■ **TO BE DONE**: Reproduce the whole listing, character for character.

■ **INFORMATION SHOWN**:
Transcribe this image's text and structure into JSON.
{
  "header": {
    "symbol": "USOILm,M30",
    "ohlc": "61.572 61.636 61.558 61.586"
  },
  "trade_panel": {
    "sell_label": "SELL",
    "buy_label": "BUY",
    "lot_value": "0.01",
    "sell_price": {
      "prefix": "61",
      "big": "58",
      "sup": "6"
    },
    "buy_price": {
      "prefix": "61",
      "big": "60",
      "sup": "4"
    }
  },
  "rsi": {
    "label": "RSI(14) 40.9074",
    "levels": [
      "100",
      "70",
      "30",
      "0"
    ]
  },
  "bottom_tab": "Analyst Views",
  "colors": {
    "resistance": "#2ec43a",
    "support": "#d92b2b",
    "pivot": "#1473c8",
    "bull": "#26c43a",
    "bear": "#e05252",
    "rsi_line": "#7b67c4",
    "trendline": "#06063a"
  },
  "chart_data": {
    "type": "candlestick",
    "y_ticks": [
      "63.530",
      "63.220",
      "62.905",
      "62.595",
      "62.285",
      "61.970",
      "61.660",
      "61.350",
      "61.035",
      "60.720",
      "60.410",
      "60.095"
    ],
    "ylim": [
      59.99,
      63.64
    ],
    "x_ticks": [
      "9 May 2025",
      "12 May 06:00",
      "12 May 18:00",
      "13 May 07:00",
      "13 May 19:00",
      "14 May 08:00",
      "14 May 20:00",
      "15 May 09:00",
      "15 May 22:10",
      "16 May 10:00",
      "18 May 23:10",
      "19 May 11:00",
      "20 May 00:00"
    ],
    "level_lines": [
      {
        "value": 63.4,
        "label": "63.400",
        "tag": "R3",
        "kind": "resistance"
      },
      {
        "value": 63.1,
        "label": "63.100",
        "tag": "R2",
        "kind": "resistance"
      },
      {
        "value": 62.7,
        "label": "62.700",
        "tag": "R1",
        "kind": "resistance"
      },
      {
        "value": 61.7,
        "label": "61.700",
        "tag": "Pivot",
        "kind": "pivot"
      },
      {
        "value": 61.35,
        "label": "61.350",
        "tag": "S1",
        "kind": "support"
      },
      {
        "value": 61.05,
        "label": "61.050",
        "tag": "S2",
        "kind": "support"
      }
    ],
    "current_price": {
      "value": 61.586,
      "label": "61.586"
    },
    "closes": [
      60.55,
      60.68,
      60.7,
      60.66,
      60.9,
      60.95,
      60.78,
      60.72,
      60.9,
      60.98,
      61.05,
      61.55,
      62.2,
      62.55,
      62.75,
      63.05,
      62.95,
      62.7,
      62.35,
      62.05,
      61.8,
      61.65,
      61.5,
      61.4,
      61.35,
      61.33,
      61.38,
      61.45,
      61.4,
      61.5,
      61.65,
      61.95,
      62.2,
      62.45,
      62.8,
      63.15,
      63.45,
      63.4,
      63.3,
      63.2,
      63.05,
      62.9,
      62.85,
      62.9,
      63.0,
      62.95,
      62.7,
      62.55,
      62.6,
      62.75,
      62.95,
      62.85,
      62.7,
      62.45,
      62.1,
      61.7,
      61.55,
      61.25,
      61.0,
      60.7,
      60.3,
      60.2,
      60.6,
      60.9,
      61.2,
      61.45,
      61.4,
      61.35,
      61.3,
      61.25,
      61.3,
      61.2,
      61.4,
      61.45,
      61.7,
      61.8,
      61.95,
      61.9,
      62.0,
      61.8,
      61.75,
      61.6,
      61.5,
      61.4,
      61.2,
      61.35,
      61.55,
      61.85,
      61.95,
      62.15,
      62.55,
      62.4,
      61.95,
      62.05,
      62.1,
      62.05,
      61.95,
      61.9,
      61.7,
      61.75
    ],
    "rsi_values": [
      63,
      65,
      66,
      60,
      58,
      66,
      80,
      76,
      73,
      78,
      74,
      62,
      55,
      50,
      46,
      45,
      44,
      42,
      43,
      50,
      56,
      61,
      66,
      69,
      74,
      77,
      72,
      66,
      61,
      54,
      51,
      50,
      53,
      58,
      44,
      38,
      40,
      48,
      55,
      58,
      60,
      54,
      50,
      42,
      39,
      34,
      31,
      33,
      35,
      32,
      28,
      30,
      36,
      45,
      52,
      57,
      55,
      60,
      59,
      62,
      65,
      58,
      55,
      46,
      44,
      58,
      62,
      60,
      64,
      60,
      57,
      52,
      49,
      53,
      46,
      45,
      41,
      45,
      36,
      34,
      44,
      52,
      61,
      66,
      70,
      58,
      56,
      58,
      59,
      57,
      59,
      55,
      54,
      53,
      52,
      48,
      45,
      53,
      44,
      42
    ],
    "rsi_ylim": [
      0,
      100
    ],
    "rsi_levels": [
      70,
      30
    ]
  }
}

■ **RESPONSE**:
Transcribe this image's text and structure into JSON.
{
  "header": {
    "symbol": "USOILm,M30",
    "ohlc": "61.572 61.636 61.558 61.586"
  },
  "trade_panel": {
    "sell_label": "SELL",
    "buy_label": "BUY",
    "lot_value": "0.01",
    "sell_price": {
      "prefix": "61",
      "big": "58",
      "sup": "6"
    },
    "buy_price": {
      "prefix": "61",
      "big": "60",
      "sup": "4"
    }
  },
  "rsi": {
    "label": "RSI(14) 40.9074",
    "levels": [
      "100",
      "70",
      "30",
      "0"
    ]
  },
  "bottom_tab": "Analyst Views",
  "colors": {
    "resistance": "#2ec43a",
    "support": "#d92b2b",
    "pivot": "#1473c8",
    "bull": "#26c43a",
    "bear": "#e05252",
    "rsi_line": "#7b67c4",
    "trendline": "#06063a"
  },
  "chart_data": {
    "type": "candlestick",
    "y_ticks": [
      "63.530",
      "63.220",
      "62.905",
      "62.595",
      "62.285",
      "61.970",
      "61.660",
      "61.350",
      "61.035",
      "60.720",
      "60.410",
      "60.095"
    ],
    "ylim": [
      59.99,
      63.64
    ],
    "x_ticks": [
      "9 May 2025",
      "12 May 06:00",
      "12 May 18:00",
      "13 May 07:00",
      "13 May 19:00",
      "14 May 08:00",
      "14 May 20:00",
      "15 May 09:00",
      "15 May 22:10",
      "16 May 10:00",
      "18 May 23:10",
      "19 May 11:00",
      "20 May 00:00"
    ],
    "level_lines": [
      {
        "value": 63.4,
        "label": "63.400",
        "tag": "R3",
        "kind": "resistance"
      },
      {
        "value": 63.1,
        "label": "63.100",
        "tag": "R2",
        "kind": "resistance"
      },
      {
        "value": 62.7,
        "label": "62.700",
        "tag": "R1",
        "kind": "resistance"
      },
      {
        "value": 61.7,
        "label": "61.700",
        "tag": "Pivot",
        "kind": "pivot"
      },
      {
        "value": 61.35,
        "label": "61.350",
        "tag": "S1",
        "kind": "support"
      },
      {
        "value": 61.05,
        "label": "61.050",
        "tag": "S2",
        "kind": "support"
      }
    ],
    "current_price": {
      "value": 61.586,
      "label": "61.586"
    },
    "closes": [
      60.55,
      60.68,
      60.7,
      60.66,
      60.9,
      60.95,
      60.78,
      60.72,
      60.9,
      60.98,
      61.05,
      61.55,
      62.2,
      62.55,
      62.75,
      63.05,
      62.95,
      62.7,
      62.35,
      62.05,
      61.8,
      61.65,
      61.5,
      61.4,
      61.35,
      61.33,
      61.38,
      61.45,
      61.4,
      61.5,
      61.65,
      61.95,
      62.2,
      62.45,
      62.8,
      63.15,
      63.45,
      63.4,
      63.3,
      63.2,
      63.05,
      62.9,
      62.85,
      62.9,
      63.0,
      62.95,
      62.7,
      62.55,
      62.6,
      62.75,
      62.95,
      62.85,
      62.7,
      62.45,
      62.1,
      61.7,
      61.55,
      61.25,
      61.0,
      60.7,
      60.3,
      60.2,
      60.6,
      60.9,
      61.2,
      61.45,
      61.4,
      61.35,
      61.3,
      61.25,
      61.3,
      61.2,
      61.4,
      61.45,
      61.7,
      61.8,
      61.95,
      61.9,
      62.0,
      61.8,
      61.75,
      61.6,
      61.5,
      61.4,
      61.2,
      61.35,
      61.55,
      61.85,
      61.95,
      62.15,
      62.55,
      62.4,
      61.95,
      62.05,
      62.1,
      62.05,
      61.95,
      61.9,
      61.7,
      61.75
    ],
    "rsi_values": [
      63,
      65,
      66,
      60,
      58,
      66,
      80,
      76,
      73,
      78,
      74,
      62,
      55,
      50,
      46,
      45,
      44,
      42,
      43,
      50,
      56,
      61,
      66,
      69,
      74,
      77,
      72,
      66,
      61,
      54,
      51,
      50,
      53,
      58,
      44,
      38,
      40,
      48,
      55,
      58,
      60,
      54,
      50,
      42,
      39,
      34,
      31,
      33,
      35,
      32,
      28,
      30,
      36,
      45,
      52,
      57,
      55,
      60,
      59,
      62,
      65,
      58,
      55,
      46,
      44,
      58,
      62,
      60,
      64,
      60,
      57,
      52,
      49,
      53,
      46,
      45,
      41,
      45,
      36,
      34,
      44,
      52,
      61,
      66,
      70,
      58,
      56,
      58,
      59,
      57,
      59,
      55,
      54,
      53,
      52,
      48,
      45,
      53,
      44,
      42
    ],
    "rsi_ylim": [
      0,
      100
    ],
    "rsi_levels": [
      70,
      30
    ]
  }
}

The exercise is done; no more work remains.